_SHORT EXERCISE_
Copy everything in the listing below word for word, apart from any images.

───── MATERIAL PROVIDED

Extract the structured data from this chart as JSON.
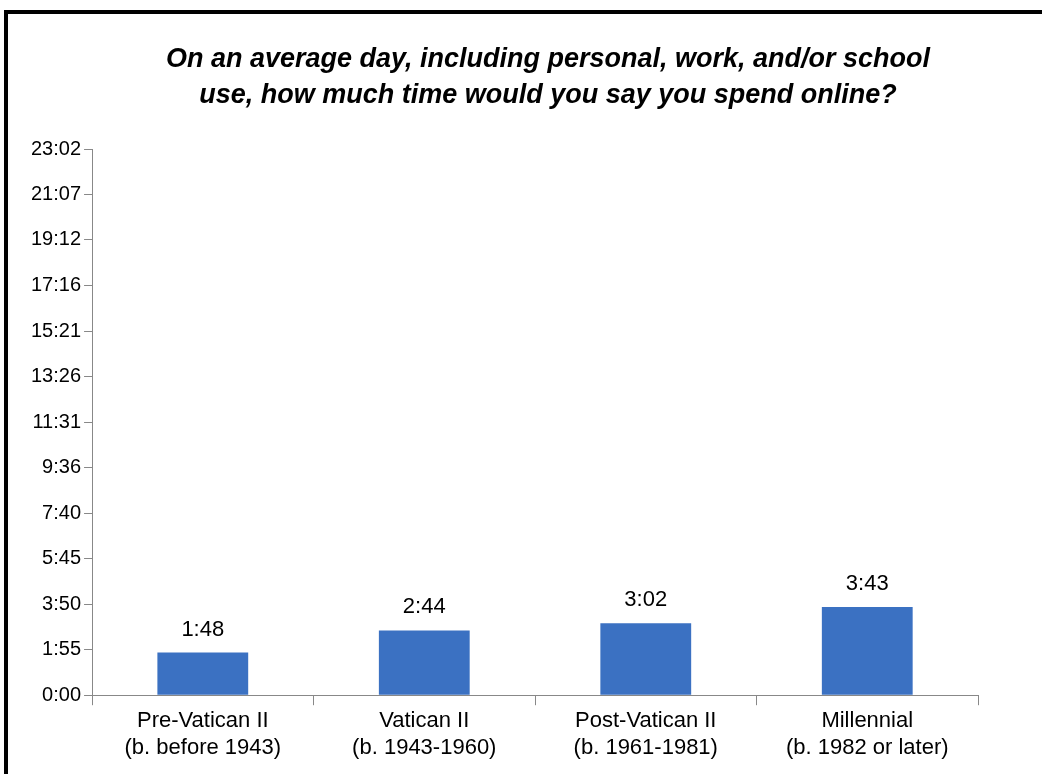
{
  "chart_data": {
    "type": "bar",
    "title": "On an average day, including personal, work, and/or school use, how much time would you say you spend online?",
    "categories": [
      "Pre-Vatican II\n(b. before 1943)",
      "Vatican II\n(b. 1943-1960)",
      "Post-Vatican II\n(b. 1961-1981)",
      "Millennial\n(b. 1982 or later)"
    ],
    "values": [
      108,
      164,
      182,
      223
    ],
    "value_labels": [
      "1:48",
      "2:44",
      "3:02",
      "3:43"
    ],
    "color": "#3b71c2",
    "ylim": [
      0,
      1382
    ],
    "yticks": [
      {
        "value": 0,
        "label": "0:00"
      },
      {
        "value": 115,
        "label": "1:55"
      },
      {
        "value": 230,
        "label": "3:50"
      },
      {
        "value": 345,
        "label": "5:45"
      },
      {
        "value": 460,
        "label": "7:40"
      },
      {
        "value": 576,
        "label": "9:36"
      },
      {
        "value": 691,
        "label": "11:31"
      },
      {
        "value": 806,
        "label": "13:26"
      },
      {
        "value": 921,
        "label": "15:21"
      },
      {
        "value": 1036,
        "label": "17:16"
      },
      {
        "value": 1152,
        "label": "19:12"
      },
      {
        "value": 1267,
        "label": "21:07"
      },
      {
        "value": 1382,
        "label": "23:02"
      }
    ],
    "grid": false,
    "legend": false
  }
}
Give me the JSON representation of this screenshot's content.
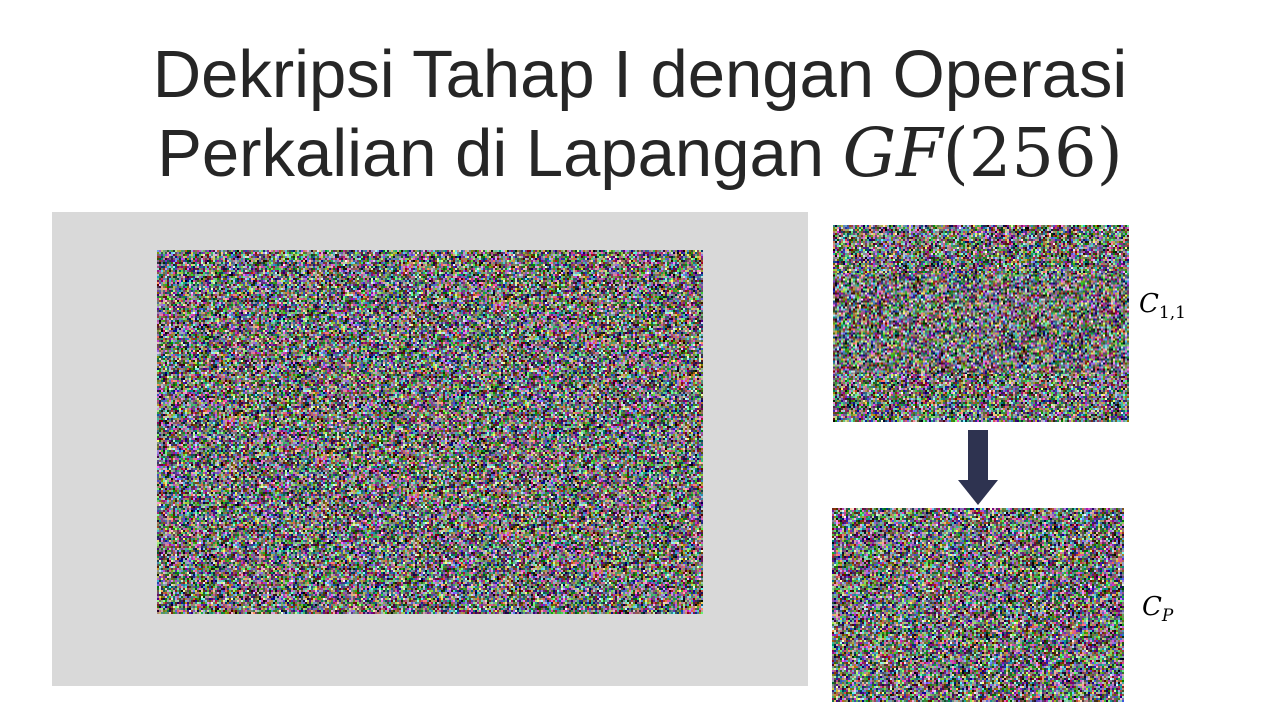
{
  "slide": {
    "title_line1": "Dekripsi Tahap I dengan Operasi",
    "title_line2_text": "Perkalian di Lapangan ",
    "title_line2_math_var": "GF",
    "title_line2_math_arg": "(256)"
  },
  "images": {
    "main": {
      "semantic": "encrypted-noise-image"
    },
    "c11": {
      "semantic": "encrypted-noise-image"
    },
    "cp": {
      "semantic": "encrypted-noise-image"
    }
  },
  "labels": {
    "c11_base": "C",
    "c11_sub": "1,1",
    "cp_base": "C",
    "cp_sub": "P"
  },
  "colors": {
    "title": "#262626",
    "panel": "#d9d9d9",
    "arrow": "#2e3350"
  },
  "icons": {
    "arrow": "arrow-down-icon"
  }
}
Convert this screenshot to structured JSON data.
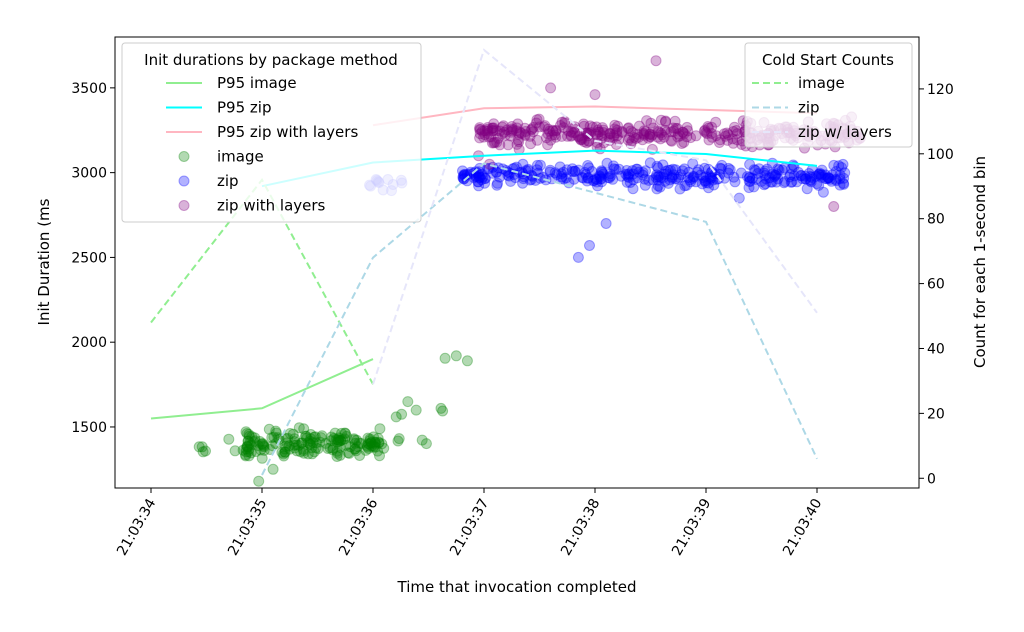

──────────

_SOLUTION TO THIS EXERCISE_
Extract the structured data from this chart as JSON.
{
  "chart_data": {
    "type": "bar",
    "title": "On an average day, including personal, work, and/or school use, how much time would you say you spend online?",
    "categories": [
      "Pre-Vatican II\n(b. before 1943)",
      "Vatican II\n(b. 1943-1960)",
      "Post-Vatican II\n(b. 1961-1981)",
      "Millennial\n(b. 1982 or later)"
    ],
    "values": [
      108,
      164,
      182,
      223
    ],
    "value_labels": [
      "1:48",
      "2:44",
      "3:02",
      "3:43"
    ],
    "color": "#3b71c2",
    "ylim": [
      0,
      1382
    ],
    "yticks": [
      {
        "value": 0,
        "label": "0:00"
      },
      {
        "value": 115,
        "label": "1:55"
      },
      {
        "value": 230,
        "label": "3:50"
      },
      {
        "value": 345,
        "label": "5:45"
      },
      {
        "value": 460,
        "label": "7:40"
      },
      {
        "value": 576,
        "label": "9:36"
      },
      {
        "value": 691,
        "label": "11:31"
      },
      {
        "value": 806,
        "label": "13:26"
      },
      {
        "value": 921,
        "label": "15:21"
      },
      {
        "value": 1036,
        "label": "17:16"
      },
      {
        "value": 1152,
        "label": "19:12"
      },
      {
        "value": 1267,
        "label": "21:07"
      },
      {
        "value": 1382,
        "label": "23:02"
      }
    ],
    "grid": false,
    "legend": false
  }
}
Give me the JSON representation of this screenshot's content.
{
  "slide": {
    "title_line1": "Dekripsi Tahap I dengan Operasi",
    "title_line2_text": "Perkalian di Lapangan ",
    "title_line2_math_var": "GF",
    "title_line2_math_arg": "(256)"
  },
  "images": {
    "main": {
      "semantic": "encrypted-noise-image"
    },
    "c11": {
      "semantic": "encrypted-noise-image"
    },
    "cp": {
      "semantic": "encrypted-noise-image"
    }
  },
  "labels": {
    "c11_base": "C",
    "c11_sub": "1,1",
    "cp_base": "C",
    "cp_sub": "P"
  },
  "colors": {
    "title": "#262626",
    "panel": "#d9d9d9",
    "arrow": "#2e3350"
  },
  "icons": {
    "arrow": "arrow-down-icon"
  }
}
Convert this screenshot to structured JSON data.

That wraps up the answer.